— START —
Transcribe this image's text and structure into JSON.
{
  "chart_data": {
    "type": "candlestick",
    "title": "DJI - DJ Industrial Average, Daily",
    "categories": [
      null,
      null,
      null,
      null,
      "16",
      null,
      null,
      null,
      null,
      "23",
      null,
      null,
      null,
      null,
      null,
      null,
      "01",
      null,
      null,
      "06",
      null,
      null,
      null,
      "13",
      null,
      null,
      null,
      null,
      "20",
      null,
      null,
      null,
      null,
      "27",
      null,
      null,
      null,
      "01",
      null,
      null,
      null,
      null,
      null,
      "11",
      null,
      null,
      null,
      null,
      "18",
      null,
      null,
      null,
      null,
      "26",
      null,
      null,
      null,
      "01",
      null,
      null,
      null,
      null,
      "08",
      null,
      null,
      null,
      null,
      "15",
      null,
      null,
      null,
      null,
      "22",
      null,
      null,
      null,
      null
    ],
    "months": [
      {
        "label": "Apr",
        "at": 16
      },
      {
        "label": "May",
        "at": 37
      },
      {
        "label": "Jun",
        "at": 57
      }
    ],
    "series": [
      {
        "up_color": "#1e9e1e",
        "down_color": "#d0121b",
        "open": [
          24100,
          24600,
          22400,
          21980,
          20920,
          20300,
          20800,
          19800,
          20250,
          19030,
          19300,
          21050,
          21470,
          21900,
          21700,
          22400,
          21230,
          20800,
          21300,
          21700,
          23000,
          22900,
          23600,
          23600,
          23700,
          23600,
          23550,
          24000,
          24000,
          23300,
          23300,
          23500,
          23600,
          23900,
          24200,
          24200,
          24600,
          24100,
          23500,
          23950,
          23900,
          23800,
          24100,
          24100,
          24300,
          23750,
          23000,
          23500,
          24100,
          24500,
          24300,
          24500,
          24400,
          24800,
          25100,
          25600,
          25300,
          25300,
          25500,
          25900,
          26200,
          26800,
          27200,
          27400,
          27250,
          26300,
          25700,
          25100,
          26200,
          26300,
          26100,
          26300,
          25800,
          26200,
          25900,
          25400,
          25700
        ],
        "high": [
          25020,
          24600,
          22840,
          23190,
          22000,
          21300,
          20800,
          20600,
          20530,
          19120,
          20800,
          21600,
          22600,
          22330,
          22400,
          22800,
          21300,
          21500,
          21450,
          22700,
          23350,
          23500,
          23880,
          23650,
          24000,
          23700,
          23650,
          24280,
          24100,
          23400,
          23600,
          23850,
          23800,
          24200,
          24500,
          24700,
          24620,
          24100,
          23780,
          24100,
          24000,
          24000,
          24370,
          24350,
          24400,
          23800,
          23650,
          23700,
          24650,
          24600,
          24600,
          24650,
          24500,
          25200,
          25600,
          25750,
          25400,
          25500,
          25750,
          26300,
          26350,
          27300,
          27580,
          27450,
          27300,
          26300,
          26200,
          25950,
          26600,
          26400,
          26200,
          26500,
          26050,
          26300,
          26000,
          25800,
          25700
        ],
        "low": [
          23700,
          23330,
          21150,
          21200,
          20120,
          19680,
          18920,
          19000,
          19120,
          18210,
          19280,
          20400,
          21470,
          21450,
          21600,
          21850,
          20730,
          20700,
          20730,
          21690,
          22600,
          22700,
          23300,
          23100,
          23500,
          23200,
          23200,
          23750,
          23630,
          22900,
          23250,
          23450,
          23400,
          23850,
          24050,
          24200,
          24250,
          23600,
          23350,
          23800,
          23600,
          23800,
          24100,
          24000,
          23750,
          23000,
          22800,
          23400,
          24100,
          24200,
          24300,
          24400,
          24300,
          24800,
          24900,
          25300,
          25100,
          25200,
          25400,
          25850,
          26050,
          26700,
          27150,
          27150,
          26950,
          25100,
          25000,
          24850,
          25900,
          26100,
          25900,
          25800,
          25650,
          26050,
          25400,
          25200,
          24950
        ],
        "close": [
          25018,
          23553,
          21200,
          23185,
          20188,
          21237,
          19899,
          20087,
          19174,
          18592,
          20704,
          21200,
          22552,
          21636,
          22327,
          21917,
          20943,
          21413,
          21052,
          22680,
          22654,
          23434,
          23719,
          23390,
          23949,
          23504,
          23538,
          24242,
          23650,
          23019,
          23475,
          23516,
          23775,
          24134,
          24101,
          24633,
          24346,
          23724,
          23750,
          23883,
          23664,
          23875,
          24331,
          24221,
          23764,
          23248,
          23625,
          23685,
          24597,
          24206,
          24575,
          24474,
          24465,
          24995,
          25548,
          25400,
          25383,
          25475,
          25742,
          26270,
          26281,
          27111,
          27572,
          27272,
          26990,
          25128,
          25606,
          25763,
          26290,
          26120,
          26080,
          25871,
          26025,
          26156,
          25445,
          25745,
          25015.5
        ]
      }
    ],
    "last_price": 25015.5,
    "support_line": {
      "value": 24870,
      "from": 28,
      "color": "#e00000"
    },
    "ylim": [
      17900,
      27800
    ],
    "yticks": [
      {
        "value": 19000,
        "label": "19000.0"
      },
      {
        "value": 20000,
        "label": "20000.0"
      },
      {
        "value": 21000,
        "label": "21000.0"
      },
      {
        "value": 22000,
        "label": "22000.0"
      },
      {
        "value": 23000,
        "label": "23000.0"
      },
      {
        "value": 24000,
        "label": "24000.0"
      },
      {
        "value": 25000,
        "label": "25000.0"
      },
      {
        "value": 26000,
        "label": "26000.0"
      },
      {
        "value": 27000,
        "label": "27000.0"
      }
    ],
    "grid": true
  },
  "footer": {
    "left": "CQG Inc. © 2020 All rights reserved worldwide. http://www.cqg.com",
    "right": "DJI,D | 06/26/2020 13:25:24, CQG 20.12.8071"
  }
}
— END —
• WORK REQUIRED: Extract each line of the material exactly as it stands.

• ANSWER TO THIS TASK:
Transcribe this image's text and structure into JSON.
{
  "chart_data": {
    "type": "candlestick",
    "title": "DJI - DJ Industrial Average, Daily",
    "categories": [
      null,
      null,
      null,
      null,
      "16",
      null,
      null,
      null,
      null,
      "23",
      null,
      null,
      null,
      null,
      null,
      null,
      "01",
      null,
      null,
      "06",
      null,
      null,
      null,
      "13",
      null,
      null,
      null,
      null,
      "20",
      null,
      null,
      null,
      null,
      "27",
      null,
      null,
      null,
      "01",
      null,
      null,
      null,
      null,
      null,
      "11",
      null,
      null,
      null,
      null,
      "18",
      null,
      null,
      null,
      null,
      "26",
      null,
      null,
      null,
      "01",
      null,
      null,
      null,
      null,
      "08",
      null,
      null,
      null,
      null,
      "15",
      null,
      null,
      null,
      null,
      "22",
      null,
      null,
      null,
      null
    ],
    "months": [
      {
        "label": "Apr",
        "at": 16
      },
      {
        "label": "May",
        "at": 37
      },
      {
        "label": "Jun",
        "at": 57
      }
    ],
    "series": [
      {
        "up_color": "#1e9e1e",
        "down_color": "#d0121b",
        "open": [
          24100,
          24600,
          22400,
          21980,
          20920,
          20300,
          20800,
          19800,
          20250,
          19030,
          19300,
          21050,
          21470,
          21900,
          21700,
          22400,
          21230,
          20800,
          21300,
          21700,
          23000,
          22900,
          23600,
          23600,
          23700,
          23600,
          23550,
          24000,
          24000,
          23300,
          23300,
          23500,
          23600,
          23900,
          24200,
          24200,
          24600,
          24100,
          23500,
          23950,
          23900,
          23800,
          24100,
          24100,
          24300,
          23750,
          23000,
          23500,
          24100,
          24500,
          24300,
          24500,
          24400,
          24800,
          25100,
          25600,
          25300,
          25300,
          25500,
          25900,
          26200,
          26800,
          27200,
          27400,
          27250,
          26300,
          25700,
          25100,
          26200,
          26300,
          26100,
          26300,
          25800,
          26200,
          25900,
          25400,
          25700
        ],
        "high": [
          25020,
          24600,
          22840,
          23190,
          22000,
          21300,
          20800,
          20600,
          20530,
          19120,
          20800,
          21600,
          22600,
          22330,
          22400,
          22800,
          21300,
          21500,
          21450,
          22700,
          23350,
          23500,
          23880,
          23650,
          24000,
          23700,
          23650,
          24280,
          24100,
          23400,
          23600,
          23850,
          23800,
          24200,
          24500,
          24700,
          24620,
          24100,
          23780,
          24100,
          24000,
          24000,
          24370,
          24350,
          24400,
          23800,
          23650,
          23700,
          24650,
          24600,
          24600,
          24650,
          24500,
          25200,
          25600,
          25750,
          25400,
          25500,
          25750,
          26300,
          26350,
          27300,
          27580,
          27450,
          27300,
          26300,
          26200,
          25950,
          26600,
          26400,
          26200,
          26500,
          26050,
          26300,
          26000,
          25800,
          25700
        ],
        "low": [
          23700,
          23330,
          21150,
          21200,
          20120,
          19680,
          18920,
          19000,
          19120,
          18210,
          19280,
          20400,
          21470,
          21450,
          21600,
          21850,
          20730,
          20700,
          20730,
          21690,
          22600,
          22700,
          23300,
          23100,
          23500,
          23200,
          23200,
          23750,
          23630,
          22900,
          23250,
          23450,
          23400,
          23850,
          24050,
          24200,
          24250,
          23600,
          23350,
          23800,
          23600,
          23800,
          24100,
          24000,
          23750,
          23000,
          22800,
          23400,
          24100,
          24200,
          24300,
          24400,
          24300,
          24800,
          24900,
          25300,
          25100,
          25200,
          25400,
          25850,
          26050,
          26700,
          27150,
          27150,
          26950,
          25100,
          25000,
          24850,
          25900,
          26100,
          25900,
          25800,
          25650,
          26050,
          25400,
          25200,
          24950
        ],
        "close": [
          25018,
          23553,
          21200,
          23185,
          20188,
          21237,
          19899,
          20087,
          19174,
          18592,
          20704,
          21200,
          22552,
          21636,
          22327,
          21917,
          20943,
          21413,
          21052,
          22680,
          22654,
          23434,
          23719,
          23390,
          23949,
          23504,
          23538,
          24242,
          23650,
          23019,
          23475,
          23516,
          23775,
          24134,
          24101,
          24633,
          24346,
          23724,
          23750,
          23883,
          23664,
          23875,
          24331,
          24221,
          23764,
          23248,
          23625,
          23685,
          24597,
          24206,
          24575,
          24474,
          24465,
          24995,
          25548,
          25400,
          25383,
          25475,
          25742,
          26270,
          26281,
          27111,
          27572,
          27272,
          26990,
          25128,
          25606,
          25763,
          26290,
          26120,
          26080,
          25871,
          26025,
          26156,
          25445,
          25745,
          25015.5
        ]
      }
    ],
    "last_price": 25015.5,
    "support_line": {
      "value": 24870,
      "from": 28,
      "color": "#e00000"
    },
    "ylim": [
      17900,
      27800
    ],
    "yticks": [
      {
        "value": 19000,
        "label": "19000.0"
      },
      {
        "value": 20000,
        "label": "20000.0"
      },
      {
        "value": 21000,
        "label": "21000.0"
      },
      {
        "value": 22000,
        "label": "22000.0"
      },
      {
        "value": 23000,
        "label": "23000.0"
      },
      {
        "value": 24000,
        "label": "24000.0"
      },
      {
        "value": 25000,
        "label": "25000.0"
      },
      {
        "value": 26000,
        "label": "26000.0"
      },
      {
        "value": 27000,
        "label": "27000.0"
      }
    ],
    "grid": true
  },
  "footer": {
    "left": "CQG Inc. © 2020 All rights reserved worldwide. http://www.cqg.com",
    "right": "DJI,D | 06/26/2020 13:25:24, CQG 20.12.8071"
  }
}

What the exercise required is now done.